Structured figure records

+ + +

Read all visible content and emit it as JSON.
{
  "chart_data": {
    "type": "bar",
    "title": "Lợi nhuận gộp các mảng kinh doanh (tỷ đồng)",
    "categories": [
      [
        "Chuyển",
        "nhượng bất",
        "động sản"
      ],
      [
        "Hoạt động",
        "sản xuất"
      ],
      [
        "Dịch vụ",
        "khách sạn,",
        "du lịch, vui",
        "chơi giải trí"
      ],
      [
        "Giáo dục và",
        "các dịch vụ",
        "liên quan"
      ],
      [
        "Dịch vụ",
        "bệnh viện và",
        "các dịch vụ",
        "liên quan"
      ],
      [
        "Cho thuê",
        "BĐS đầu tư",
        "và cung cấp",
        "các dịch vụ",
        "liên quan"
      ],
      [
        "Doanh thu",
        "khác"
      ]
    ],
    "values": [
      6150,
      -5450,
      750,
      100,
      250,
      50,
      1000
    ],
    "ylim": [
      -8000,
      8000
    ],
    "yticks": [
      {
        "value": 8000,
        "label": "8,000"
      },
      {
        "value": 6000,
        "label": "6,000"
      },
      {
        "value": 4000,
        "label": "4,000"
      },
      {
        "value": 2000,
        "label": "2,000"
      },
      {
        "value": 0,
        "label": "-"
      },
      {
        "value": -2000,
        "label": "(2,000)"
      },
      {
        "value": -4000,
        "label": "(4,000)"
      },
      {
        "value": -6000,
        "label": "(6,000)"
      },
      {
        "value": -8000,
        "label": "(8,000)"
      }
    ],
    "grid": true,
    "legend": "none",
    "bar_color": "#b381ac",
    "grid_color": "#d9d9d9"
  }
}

+ + +

Given problem:
Check each line of the records above for "label", and copy those that have it.

Correct result:
        "label": "8,000"
        "label": "6,000"
        "label": "4,000"
        "label": "2,000"
        "label": "-"
        "label": "(2,000)"
        "label": "(4,000)"
        "label": "(6,000)"
        "label": "(8,000)"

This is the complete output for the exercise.